Jurar no es un acto cualquiera. Especialmente en el Estado. Se asume que en la política a las palabras se las lleva el viento y que las promesas son baratijas que duran lo que un suspiro. Pero prometer no es lo mismo que jurar. Jurar no es cualquier palabra.
Hay palabras que “hacen cosas”. “Cosas” que sólo ellas pueden hacer. John Austin y John Searle las identificaron como actos performativos del lenguaje. En el escenario del poder, nada menos, un ciudadano no asume en el cargo público sino hasta que dice “sí, juro”.
En Tucumán se conoció el valor -y el poder- de jurar hace dos décadas. José Alperovich había sido consagrado gobernador por el voto popular en 2003, pero enfrentaba un obstáculo. El artículo 80 de la Constitución provincial mandaba que, para asumir, debía jurar “por Dios, la Patria y los Santos Evangelios”, cuando él profesa la fe judía. Esa cláusula confesional fue correctamente declarada inconstitucional. Alperovich juró sobre el Tanaj: la Biblia hebrea.
También el artículo 80 de la Constitución Nacional histórica imponía al Presidente jurar “por Dios y los Santos Evangelios” porque el artículo 76 le exigía la pertenencia a la religión católica, apostólica y romana. Todo ello cambio con la reforma de 1994. Para ser Presidente ya no es requisito (artículo 89) profesar una religión. El elegido puede asumir en nombre de sus libres convicciones religiosas, morales o filosóficas. Sin embargo, permanece la exigencia de jurar. Dice el artículo 93 que, al momento de asumir, el jefe de Estado jurará “desempeñar con lealtad y patriotismo el cargo de Presidente de la Nación y observar y hacer observar fielmente la Constitución de la Nación”.

[Registros]

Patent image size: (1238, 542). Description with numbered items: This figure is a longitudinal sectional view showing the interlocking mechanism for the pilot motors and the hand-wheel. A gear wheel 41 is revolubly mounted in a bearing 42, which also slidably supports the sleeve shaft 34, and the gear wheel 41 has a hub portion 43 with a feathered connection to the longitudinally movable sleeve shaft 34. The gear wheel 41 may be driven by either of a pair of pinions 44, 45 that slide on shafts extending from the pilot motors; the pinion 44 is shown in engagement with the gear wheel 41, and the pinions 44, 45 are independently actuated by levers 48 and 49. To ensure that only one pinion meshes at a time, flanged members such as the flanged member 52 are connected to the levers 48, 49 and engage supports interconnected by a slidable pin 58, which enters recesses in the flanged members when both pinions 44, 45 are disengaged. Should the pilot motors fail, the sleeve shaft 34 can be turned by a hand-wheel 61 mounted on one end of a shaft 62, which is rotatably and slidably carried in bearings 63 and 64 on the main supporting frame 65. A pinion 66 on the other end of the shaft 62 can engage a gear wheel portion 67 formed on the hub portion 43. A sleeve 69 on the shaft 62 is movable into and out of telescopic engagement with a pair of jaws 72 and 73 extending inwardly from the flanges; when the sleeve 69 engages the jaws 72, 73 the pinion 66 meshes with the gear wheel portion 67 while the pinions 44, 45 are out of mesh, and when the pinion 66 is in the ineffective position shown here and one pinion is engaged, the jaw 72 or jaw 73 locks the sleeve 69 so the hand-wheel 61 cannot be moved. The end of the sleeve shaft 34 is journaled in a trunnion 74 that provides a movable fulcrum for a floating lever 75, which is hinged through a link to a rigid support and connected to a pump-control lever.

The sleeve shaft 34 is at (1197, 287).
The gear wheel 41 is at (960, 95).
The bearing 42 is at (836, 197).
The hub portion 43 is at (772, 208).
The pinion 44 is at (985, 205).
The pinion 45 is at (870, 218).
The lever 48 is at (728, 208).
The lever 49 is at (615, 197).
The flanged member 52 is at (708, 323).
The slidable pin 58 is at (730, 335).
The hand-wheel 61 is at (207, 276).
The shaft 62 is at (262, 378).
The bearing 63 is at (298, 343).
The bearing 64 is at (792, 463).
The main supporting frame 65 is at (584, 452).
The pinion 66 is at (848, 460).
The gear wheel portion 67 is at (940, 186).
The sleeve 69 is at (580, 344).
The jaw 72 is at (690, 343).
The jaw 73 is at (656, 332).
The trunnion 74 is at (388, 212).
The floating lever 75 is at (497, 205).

#### QUÉ SE PIDE:
Continúa el texto sobre el juramento de los cargos públicos a partir de su última oración. Los registros no son necesarios aquí.

#### RESPUESTA ESPERADA:
En su “Constitución de la Nación Argentina. Comentada y concordada”, María Angélica Gelli sostiene que esa es una frontera. “El límite a esa libertad estaría dado por la axiología constitucional, protegida por el artículo 36 de la Ley Suprema y el ideario del Preámbulo”. Los valores del Preámbulo son los de servir a la grandeza de la Nación. El artículo 36 consagra el imperio de la Constitución y advierte que quienes perpetren golpes de Estado, y quienes cometan delitos de corrupción, atentan contra el sistema democrático. Y merecen la pena de los traidores a la patria.
Así que jurar no es un acto cualquiera. Tanto por la puerta que abre al poder público, como por la admonición para cuando deba dejarse el cargo. Si no es leal ni patriota, ni obedece la Constitución, ni tiene por objetivo central la grandeza de la Nación, “la patria” demandará al incumplidor.
Pero en Argentina, esta última función del acto performativo deviene impotente. Aquí, la Patria no demanda a quienes la gobernaron. Pero abundan las demandas contra la Argentina.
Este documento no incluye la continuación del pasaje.